- **Required work**:
All of the listing below must be repeated word for word. Pictures are the only thing to omit.

- **Record extracts**:
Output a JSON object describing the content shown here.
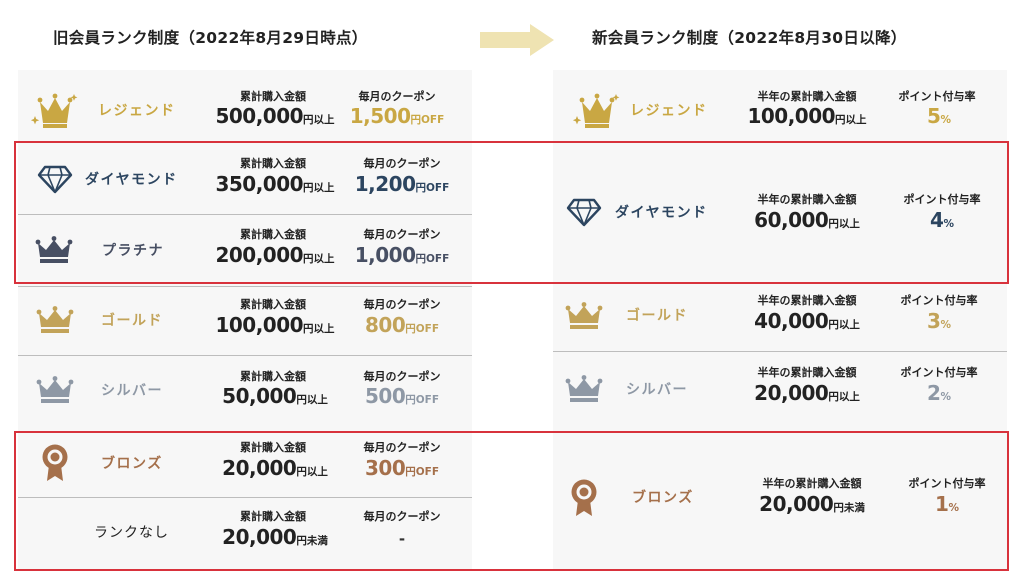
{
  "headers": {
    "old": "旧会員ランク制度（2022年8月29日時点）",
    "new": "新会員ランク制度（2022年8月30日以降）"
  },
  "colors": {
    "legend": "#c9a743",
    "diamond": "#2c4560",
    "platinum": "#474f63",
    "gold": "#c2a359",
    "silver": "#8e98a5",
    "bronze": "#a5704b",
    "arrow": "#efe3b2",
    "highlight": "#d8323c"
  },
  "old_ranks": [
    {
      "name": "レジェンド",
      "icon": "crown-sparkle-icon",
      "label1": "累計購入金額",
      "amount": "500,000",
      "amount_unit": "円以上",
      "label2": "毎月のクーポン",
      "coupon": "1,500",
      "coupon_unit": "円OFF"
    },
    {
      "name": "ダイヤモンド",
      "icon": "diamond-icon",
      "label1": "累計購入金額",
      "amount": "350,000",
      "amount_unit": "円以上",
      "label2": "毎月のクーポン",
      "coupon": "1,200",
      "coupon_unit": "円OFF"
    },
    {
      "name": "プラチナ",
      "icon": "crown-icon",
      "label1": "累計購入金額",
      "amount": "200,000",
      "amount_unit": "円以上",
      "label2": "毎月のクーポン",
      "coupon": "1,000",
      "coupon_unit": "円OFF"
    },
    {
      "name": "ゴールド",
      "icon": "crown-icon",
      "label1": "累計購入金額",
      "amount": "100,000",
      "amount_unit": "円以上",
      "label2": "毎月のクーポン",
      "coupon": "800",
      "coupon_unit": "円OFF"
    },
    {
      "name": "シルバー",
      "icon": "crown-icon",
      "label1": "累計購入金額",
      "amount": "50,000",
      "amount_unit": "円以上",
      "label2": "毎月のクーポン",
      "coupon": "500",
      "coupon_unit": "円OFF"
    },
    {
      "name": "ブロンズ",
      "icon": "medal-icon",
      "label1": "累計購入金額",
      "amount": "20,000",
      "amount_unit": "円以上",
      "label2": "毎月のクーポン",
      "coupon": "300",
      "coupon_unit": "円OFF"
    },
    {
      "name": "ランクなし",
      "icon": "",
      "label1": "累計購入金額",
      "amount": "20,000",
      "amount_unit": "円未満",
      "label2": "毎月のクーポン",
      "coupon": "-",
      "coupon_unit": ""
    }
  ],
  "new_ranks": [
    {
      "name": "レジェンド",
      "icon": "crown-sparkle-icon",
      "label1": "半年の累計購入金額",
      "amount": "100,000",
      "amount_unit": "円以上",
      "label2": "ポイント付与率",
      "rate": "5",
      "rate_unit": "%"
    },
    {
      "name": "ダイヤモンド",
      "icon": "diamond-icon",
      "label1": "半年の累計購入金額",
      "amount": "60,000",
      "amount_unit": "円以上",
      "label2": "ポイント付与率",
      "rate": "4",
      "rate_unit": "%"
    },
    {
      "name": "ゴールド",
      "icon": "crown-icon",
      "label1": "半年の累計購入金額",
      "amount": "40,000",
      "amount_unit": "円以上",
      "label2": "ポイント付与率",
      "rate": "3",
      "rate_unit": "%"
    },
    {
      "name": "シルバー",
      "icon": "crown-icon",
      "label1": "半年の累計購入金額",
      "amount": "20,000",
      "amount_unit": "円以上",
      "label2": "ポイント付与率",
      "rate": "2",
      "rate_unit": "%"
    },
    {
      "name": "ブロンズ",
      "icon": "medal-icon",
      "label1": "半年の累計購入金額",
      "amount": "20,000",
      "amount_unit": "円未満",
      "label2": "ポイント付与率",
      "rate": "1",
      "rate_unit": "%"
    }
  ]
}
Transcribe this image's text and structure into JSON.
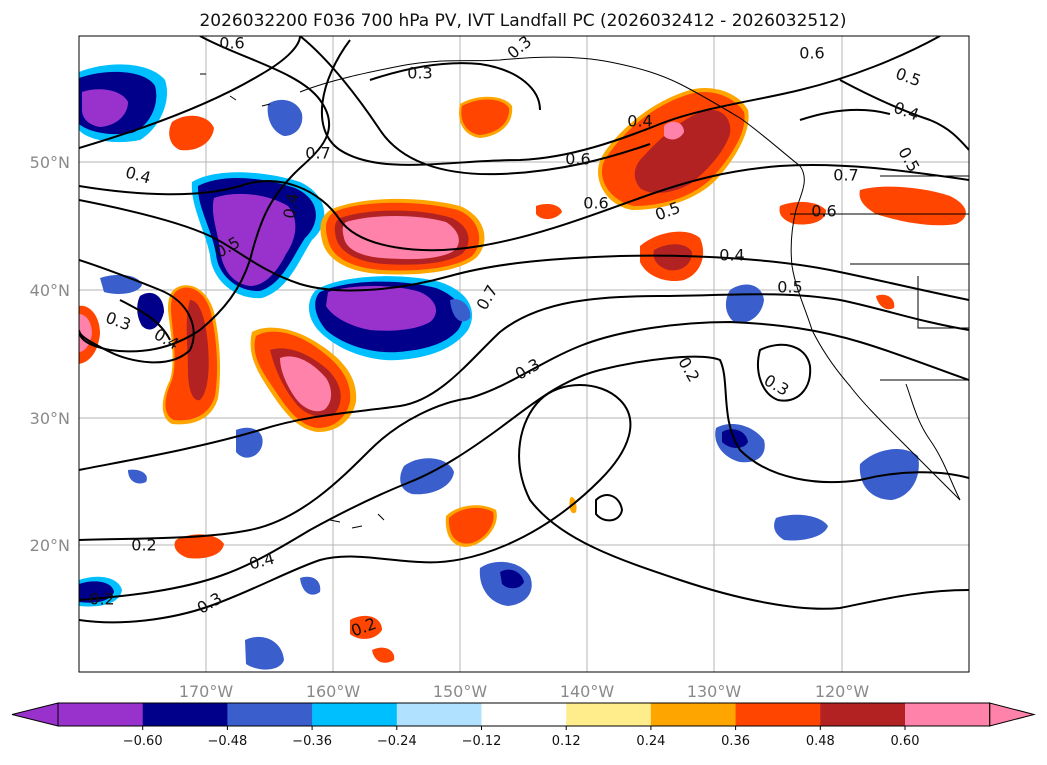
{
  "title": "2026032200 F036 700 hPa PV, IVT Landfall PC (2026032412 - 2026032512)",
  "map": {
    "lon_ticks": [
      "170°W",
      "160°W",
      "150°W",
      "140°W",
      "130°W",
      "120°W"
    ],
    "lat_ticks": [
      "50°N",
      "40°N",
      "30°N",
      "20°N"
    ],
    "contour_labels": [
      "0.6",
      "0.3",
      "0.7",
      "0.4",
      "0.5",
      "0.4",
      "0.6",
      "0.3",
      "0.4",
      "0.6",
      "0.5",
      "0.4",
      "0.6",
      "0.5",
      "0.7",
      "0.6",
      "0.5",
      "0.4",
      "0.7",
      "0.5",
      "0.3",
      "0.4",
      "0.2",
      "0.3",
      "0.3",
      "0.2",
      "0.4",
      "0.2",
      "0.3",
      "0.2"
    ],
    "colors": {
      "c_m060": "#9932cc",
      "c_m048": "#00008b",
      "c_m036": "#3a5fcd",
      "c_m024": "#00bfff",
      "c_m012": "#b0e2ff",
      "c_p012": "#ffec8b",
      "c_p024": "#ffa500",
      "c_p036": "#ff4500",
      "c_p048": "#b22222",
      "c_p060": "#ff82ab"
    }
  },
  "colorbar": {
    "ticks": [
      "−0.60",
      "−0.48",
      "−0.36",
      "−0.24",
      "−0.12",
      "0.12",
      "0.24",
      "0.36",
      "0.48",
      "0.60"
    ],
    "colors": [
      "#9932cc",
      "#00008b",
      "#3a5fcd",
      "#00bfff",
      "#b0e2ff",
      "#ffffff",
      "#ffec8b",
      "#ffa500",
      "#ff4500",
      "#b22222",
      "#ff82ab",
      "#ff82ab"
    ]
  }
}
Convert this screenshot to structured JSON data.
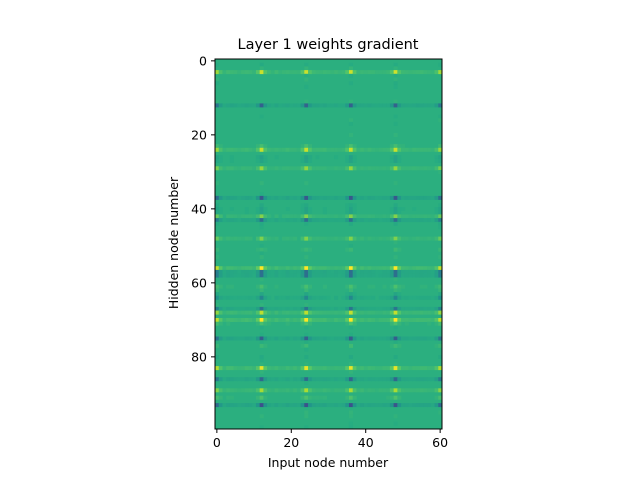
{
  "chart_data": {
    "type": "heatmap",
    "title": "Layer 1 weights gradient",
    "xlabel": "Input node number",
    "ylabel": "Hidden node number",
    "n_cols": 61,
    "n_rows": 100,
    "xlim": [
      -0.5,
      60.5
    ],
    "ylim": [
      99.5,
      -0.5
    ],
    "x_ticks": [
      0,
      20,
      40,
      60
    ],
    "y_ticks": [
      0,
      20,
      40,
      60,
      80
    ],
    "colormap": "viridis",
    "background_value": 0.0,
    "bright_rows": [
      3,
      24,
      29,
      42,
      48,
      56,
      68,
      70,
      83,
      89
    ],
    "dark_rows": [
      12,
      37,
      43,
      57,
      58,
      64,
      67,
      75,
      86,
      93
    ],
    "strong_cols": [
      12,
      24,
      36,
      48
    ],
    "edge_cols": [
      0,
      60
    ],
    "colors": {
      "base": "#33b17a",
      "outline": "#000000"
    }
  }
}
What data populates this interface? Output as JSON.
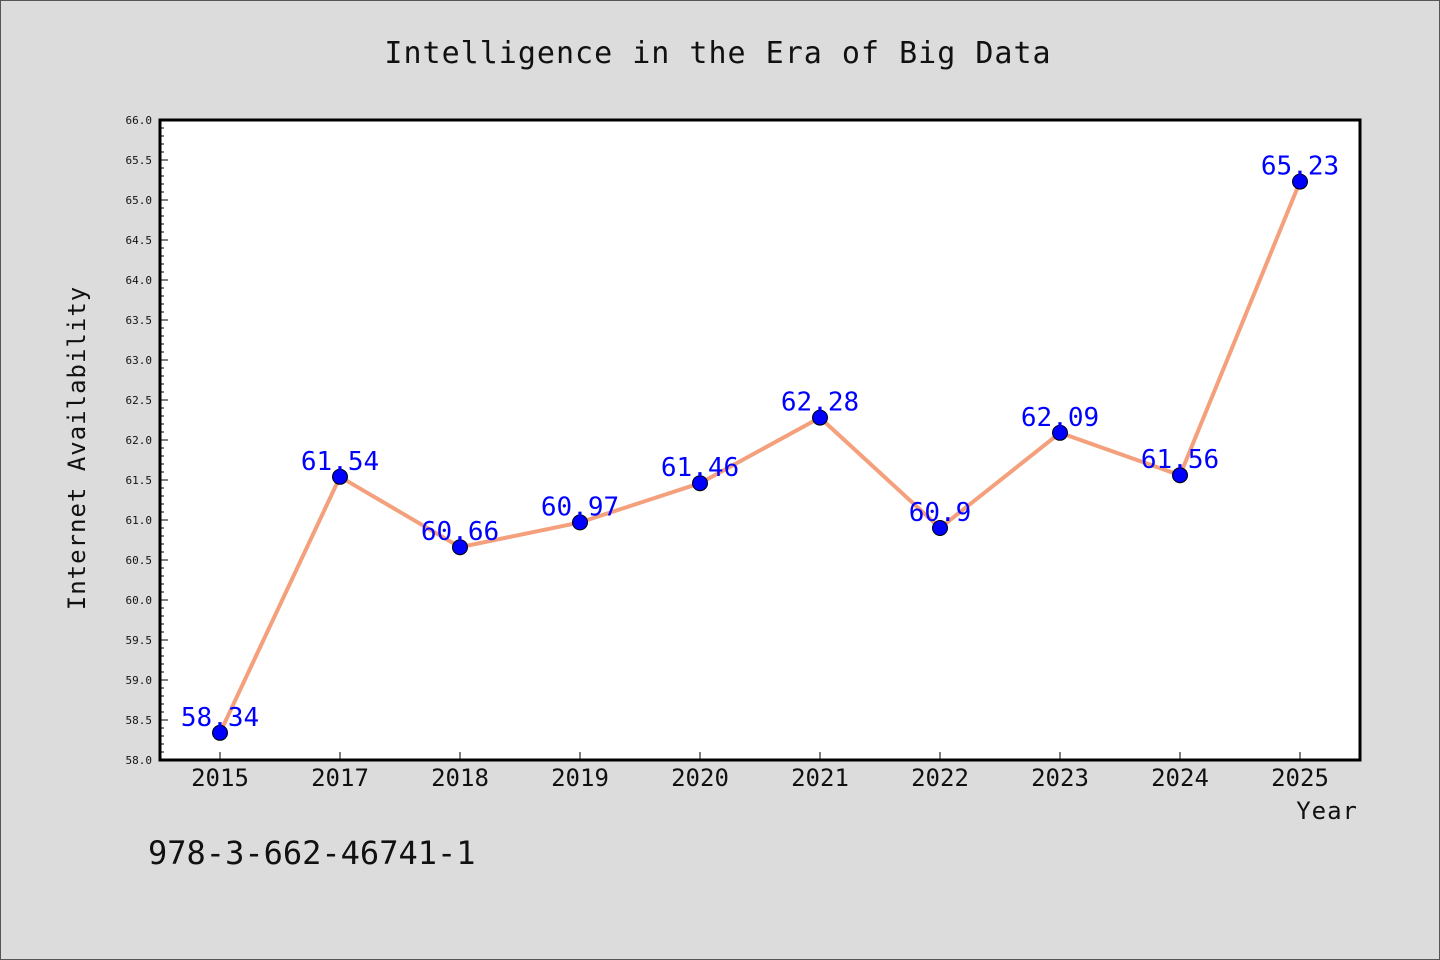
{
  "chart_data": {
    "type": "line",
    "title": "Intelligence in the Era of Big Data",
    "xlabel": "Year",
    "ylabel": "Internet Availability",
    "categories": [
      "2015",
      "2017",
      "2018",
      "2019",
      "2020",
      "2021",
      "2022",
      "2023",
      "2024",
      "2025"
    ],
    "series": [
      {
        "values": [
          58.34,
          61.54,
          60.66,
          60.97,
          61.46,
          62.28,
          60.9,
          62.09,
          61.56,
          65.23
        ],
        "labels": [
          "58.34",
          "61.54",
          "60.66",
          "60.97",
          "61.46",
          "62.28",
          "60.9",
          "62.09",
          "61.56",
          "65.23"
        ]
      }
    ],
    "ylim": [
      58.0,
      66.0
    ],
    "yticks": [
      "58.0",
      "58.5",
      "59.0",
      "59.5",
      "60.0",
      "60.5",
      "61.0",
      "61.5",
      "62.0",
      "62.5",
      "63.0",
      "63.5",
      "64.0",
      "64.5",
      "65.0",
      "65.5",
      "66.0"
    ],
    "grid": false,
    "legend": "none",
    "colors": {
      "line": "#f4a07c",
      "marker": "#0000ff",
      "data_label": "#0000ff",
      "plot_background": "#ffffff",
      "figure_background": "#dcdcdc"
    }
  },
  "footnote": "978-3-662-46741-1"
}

- **Full solution**:
Output a JSON object describing the content shown here.
{
  "headers": {
    "old": "旧会員ランク制度（2022年8月29日時点）",
    "new": "新会員ランク制度（2022年8月30日以降）"
  },
  "colors": {
    "legend": "#c9a743",
    "diamond": "#2c4560",
    "platinum": "#474f63",
    "gold": "#c2a359",
    "silver": "#8e98a5",
    "bronze": "#a5704b",
    "arrow": "#efe3b2",
    "highlight": "#d8323c"
  },
  "old_ranks": [
    {
      "name": "レジェンド",
      "icon": "crown-sparkle-icon",
      "label1": "累計購入金額",
      "amount": "500,000",
      "amount_unit": "円以上",
      "label2": "毎月のクーポン",
      "coupon": "1,500",
      "coupon_unit": "円OFF"
    },
    {
      "name": "ダイヤモンド",
      "icon": "diamond-icon",
      "label1": "累計購入金額",
      "amount": "350,000",
      "amount_unit": "円以上",
      "label2": "毎月のクーポン",
      "coupon": "1,200",
      "coupon_unit": "円OFF"
    },
    {
      "name": "プラチナ",
      "icon": "crown-icon",
      "label1": "累計購入金額",
      "amount": "200,000",
      "amount_unit": "円以上",
      "label2": "毎月のクーポン",
      "coupon": "1,000",
      "coupon_unit": "円OFF"
    },
    {
      "name": "ゴールド",
      "icon": "crown-icon",
      "label1": "累計購入金額",
      "amount": "100,000",
      "amount_unit": "円以上",
      "label2": "毎月のクーポン",
      "coupon": "800",
      "coupon_unit": "円OFF"
    },
    {
      "name": "シルバー",
      "icon": "crown-icon",
      "label1": "累計購入金額",
      "amount": "50,000",
      "amount_unit": "円以上",
      "label2": "毎月のクーポン",
      "coupon": "500",
      "coupon_unit": "円OFF"
    },
    {
      "name": "ブロンズ",
      "icon": "medal-icon",
      "label1": "累計購入金額",
      "amount": "20,000",
      "amount_unit": "円以上",
      "label2": "毎月のクーポン",
      "coupon": "300",
      "coupon_unit": "円OFF"
    },
    {
      "name": "ランクなし",
      "icon": "",
      "label1": "累計購入金額",
      "amount": "20,000",
      "amount_unit": "円未満",
      "label2": "毎月のクーポン",
      "coupon": "-",
      "coupon_unit": ""
    }
  ],
  "new_ranks": [
    {
      "name": "レジェンド",
      "icon": "crown-sparkle-icon",
      "label1": "半年の累計購入金額",
      "amount": "100,000",
      "amount_unit": "円以上",
      "label2": "ポイント付与率",
      "rate": "5",
      "rate_unit": "%"
    },
    {
      "name": "ダイヤモンド",
      "icon": "diamond-icon",
      "label1": "半年の累計購入金額",
      "amount": "60,000",
      "amount_unit": "円以上",
      "label2": "ポイント付与率",
      "rate": "4",
      "rate_unit": "%"
    },
    {
      "name": "ゴールド",
      "icon": "crown-icon",
      "label1": "半年の累計購入金額",
      "amount": "40,000",
      "amount_unit": "円以上",
      "label2": "ポイント付与率",
      "rate": "3",
      "rate_unit": "%"
    },
    {
      "name": "シルバー",
      "icon": "crown-icon",
      "label1": "半年の累計購入金額",
      "amount": "20,000",
      "amount_unit": "円以上",
      "label2": "ポイント付与率",
      "rate": "2",
      "rate_unit": "%"
    },
    {
      "name": "ブロンズ",
      "icon": "medal-icon",
      "label1": "半年の累計購入金額",
      "amount": "20,000",
      "amount_unit": "円未満",
      "label2": "ポイント付与率",
      "rate": "1",
      "rate_unit": "%"
    }
  ]
}
Transcribe this image's text and structure into JSON.
{
  "title": "2026032200 F036 700 hPa PV, IVT Landfall PC (2026032412 - 2026032512)",
  "map": {
    "lon_ticks": [
      "170°W",
      "160°W",
      "150°W",
      "140°W",
      "130°W",
      "120°W"
    ],
    "lat_ticks": [
      "50°N",
      "40°N",
      "30°N",
      "20°N"
    ],
    "contour_labels": [
      "0.6",
      "0.3",
      "0.7",
      "0.4",
      "0.5",
      "0.4",
      "0.6",
      "0.3",
      "0.4",
      "0.6",
      "0.5",
      "0.4",
      "0.6",
      "0.5",
      "0.7",
      "0.6",
      "0.5",
      "0.4",
      "0.7",
      "0.5",
      "0.3",
      "0.4",
      "0.2",
      "0.3",
      "0.3",
      "0.2",
      "0.4",
      "0.2",
      "0.3",
      "0.2"
    ],
    "colors": {
      "c_m060": "#9932cc",
      "c_m048": "#00008b",
      "c_m036": "#3a5fcd",
      "c_m024": "#00bfff",
      "c_m012": "#b0e2ff",
      "c_p012": "#ffec8b",
      "c_p024": "#ffa500",
      "c_p036": "#ff4500",
      "c_p048": "#b22222",
      "c_p060": "#ff82ab"
    }
  },
  "colorbar": {
    "ticks": [
      "−0.60",
      "−0.48",
      "−0.36",
      "−0.24",
      "−0.12",
      "0.12",
      "0.24",
      "0.36",
      "0.48",
      "0.60"
    ],
    "colors": [
      "#9932cc",
      "#00008b",
      "#3a5fcd",
      "#00bfff",
      "#b0e2ff",
      "#ffffff",
      "#ffec8b",
      "#ffa500",
      "#ff4500",
      "#b22222",
      "#ff82ab",
      "#ff82ab"
    ]
  }
}
Convert this screenshot to structured JSON data.
{
  "chart_data": {
    "type": "heatmap",
    "title": "Layer 1 weights gradient",
    "xlabel": "Input node number",
    "ylabel": "Hidden node number",
    "n_cols": 61,
    "n_rows": 100,
    "xlim": [
      -0.5,
      60.5
    ],
    "ylim": [
      99.5,
      -0.5
    ],
    "x_ticks": [
      0,
      20,
      40,
      60
    ],
    "y_ticks": [
      0,
      20,
      40,
      60,
      80
    ],
    "colormap": "viridis",
    "background_value": 0.0,
    "bright_rows": [
      3,
      24,
      29,
      42,
      48,
      56,
      68,
      70,
      83,
      89
    ],
    "dark_rows": [
      12,
      37,
      43,
      57,
      58,
      64,
      67,
      75,
      86,
      93
    ],
    "strong_cols": [
      12,
      24,
      36,
      48
    ],
    "edge_cols": [
      0,
      60
    ],
    "colors": {
      "base": "#33b17a",
      "outline": "#000000"
    }
  }
}
What data populates this interface? Output as JSON.
{
  "chart_data": {
    "type": "line",
    "title": "Intelligence in the Era of Big Data",
    "xlabel": "Year",
    "ylabel": "Internet Availability",
    "categories": [
      "2015",
      "2017",
      "2018",
      "2019",
      "2020",
      "2021",
      "2022",
      "2023",
      "2024",
      "2025"
    ],
    "series": [
      {
        "values": [
          58.34,
          61.54,
          60.66,
          60.97,
          61.46,
          62.28,
          60.9,
          62.09,
          61.56,
          65.23
        ],
        "labels": [
          "58.34",
          "61.54",
          "60.66",
          "60.97",
          "61.46",
          "62.28",
          "60.9",
          "62.09",
          "61.56",
          "65.23"
        ]
      }
    ],
    "ylim": [
      58.0,
      66.0
    ],
    "yticks": [
      "58.0",
      "58.5",
      "59.0",
      "59.5",
      "60.0",
      "60.5",
      "61.0",
      "61.5",
      "62.0",
      "62.5",
      "63.0",
      "63.5",
      "64.0",
      "64.5",
      "65.0",
      "65.5",
      "66.0"
    ],
    "grid": false,
    "legend": "none",
    "colors": {
      "line": "#f4a07c",
      "marker": "#0000ff",
      "data_label": "#0000ff",
      "plot_background": "#ffffff",
      "figure_background": "#dcdcdc"
    }
  },
  "footnote": "978-3-662-46741-1"
}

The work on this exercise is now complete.